EXERCISE GOAL
Identify each line in the records below that contains the word "this", and copy it.

RECORDS PROVIDED
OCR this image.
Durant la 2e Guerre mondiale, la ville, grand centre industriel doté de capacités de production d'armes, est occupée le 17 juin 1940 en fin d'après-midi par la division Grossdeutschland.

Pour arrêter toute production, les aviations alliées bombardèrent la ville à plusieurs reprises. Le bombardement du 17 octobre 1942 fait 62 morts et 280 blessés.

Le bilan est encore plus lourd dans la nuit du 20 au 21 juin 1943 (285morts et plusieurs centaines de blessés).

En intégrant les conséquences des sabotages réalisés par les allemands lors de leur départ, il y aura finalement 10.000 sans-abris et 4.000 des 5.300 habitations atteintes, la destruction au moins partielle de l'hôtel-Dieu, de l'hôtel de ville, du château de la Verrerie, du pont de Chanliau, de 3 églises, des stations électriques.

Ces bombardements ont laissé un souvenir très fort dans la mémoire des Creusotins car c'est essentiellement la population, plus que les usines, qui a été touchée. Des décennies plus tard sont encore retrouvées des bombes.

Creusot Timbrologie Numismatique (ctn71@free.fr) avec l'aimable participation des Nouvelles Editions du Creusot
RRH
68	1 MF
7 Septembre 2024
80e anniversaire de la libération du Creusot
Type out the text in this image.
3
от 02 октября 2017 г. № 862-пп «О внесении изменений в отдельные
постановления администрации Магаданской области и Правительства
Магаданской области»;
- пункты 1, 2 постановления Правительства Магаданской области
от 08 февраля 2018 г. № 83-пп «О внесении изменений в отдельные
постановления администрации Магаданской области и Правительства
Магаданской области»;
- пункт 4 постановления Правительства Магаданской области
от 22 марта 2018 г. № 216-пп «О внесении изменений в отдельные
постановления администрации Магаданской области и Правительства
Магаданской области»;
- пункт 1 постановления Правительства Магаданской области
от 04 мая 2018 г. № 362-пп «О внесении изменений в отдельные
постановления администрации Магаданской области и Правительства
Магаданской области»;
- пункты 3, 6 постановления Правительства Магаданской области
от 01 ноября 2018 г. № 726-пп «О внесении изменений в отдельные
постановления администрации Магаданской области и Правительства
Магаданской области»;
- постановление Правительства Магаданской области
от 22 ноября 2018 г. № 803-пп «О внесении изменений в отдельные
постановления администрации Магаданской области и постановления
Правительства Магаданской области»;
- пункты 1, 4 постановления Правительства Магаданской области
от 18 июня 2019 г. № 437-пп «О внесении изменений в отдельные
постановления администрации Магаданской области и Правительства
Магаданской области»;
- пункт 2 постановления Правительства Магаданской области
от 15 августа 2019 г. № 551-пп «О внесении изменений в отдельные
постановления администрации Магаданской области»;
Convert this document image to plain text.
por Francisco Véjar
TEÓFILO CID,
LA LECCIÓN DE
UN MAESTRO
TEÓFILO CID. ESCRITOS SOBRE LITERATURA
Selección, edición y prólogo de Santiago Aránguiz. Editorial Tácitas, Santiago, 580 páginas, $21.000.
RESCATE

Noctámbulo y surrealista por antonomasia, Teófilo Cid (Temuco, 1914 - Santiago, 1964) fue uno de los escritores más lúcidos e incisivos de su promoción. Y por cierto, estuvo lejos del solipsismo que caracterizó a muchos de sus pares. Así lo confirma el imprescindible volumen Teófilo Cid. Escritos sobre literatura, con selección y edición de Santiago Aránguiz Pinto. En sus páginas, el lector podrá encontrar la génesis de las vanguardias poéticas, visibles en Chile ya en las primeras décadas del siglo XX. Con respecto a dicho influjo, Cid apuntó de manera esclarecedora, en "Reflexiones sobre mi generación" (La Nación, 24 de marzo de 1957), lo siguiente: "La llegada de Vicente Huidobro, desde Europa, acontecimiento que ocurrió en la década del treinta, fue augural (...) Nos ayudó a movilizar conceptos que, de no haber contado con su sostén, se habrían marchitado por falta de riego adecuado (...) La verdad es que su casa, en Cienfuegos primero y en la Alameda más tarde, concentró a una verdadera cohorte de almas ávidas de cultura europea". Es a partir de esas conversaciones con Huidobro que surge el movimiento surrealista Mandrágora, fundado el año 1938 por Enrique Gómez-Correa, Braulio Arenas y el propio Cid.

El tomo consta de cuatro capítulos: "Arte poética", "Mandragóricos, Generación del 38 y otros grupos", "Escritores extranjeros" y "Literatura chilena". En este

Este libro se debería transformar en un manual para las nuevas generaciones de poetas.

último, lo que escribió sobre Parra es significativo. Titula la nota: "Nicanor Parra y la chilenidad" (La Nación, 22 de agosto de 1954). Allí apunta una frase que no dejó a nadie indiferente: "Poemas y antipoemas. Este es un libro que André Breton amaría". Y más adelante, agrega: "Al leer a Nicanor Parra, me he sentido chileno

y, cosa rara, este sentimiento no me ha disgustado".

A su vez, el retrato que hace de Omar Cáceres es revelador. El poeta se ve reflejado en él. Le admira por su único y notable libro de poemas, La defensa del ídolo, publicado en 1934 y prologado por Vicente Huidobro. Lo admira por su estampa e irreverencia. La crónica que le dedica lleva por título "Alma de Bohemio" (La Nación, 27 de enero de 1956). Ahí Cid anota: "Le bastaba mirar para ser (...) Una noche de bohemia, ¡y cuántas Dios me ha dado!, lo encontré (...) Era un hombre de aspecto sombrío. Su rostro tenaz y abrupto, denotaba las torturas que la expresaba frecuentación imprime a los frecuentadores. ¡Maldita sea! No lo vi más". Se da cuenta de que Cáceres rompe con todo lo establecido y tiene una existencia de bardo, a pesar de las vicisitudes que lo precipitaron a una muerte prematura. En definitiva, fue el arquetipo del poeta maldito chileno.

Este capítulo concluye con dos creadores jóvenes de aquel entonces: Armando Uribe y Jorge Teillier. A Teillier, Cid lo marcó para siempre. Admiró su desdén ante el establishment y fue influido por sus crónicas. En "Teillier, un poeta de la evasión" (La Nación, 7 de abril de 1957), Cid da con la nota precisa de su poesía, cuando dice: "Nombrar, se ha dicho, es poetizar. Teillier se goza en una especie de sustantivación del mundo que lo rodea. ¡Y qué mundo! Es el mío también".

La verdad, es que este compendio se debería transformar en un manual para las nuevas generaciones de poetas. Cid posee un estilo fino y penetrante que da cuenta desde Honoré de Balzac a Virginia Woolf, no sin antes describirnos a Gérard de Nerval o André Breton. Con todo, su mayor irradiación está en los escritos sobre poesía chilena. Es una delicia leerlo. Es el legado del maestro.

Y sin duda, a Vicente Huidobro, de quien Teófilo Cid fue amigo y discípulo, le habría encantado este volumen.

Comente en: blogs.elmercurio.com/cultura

ANSWER TO THE PROBLEM
OCR this image.
Type out the text in this image.
Convert this document image to plain text.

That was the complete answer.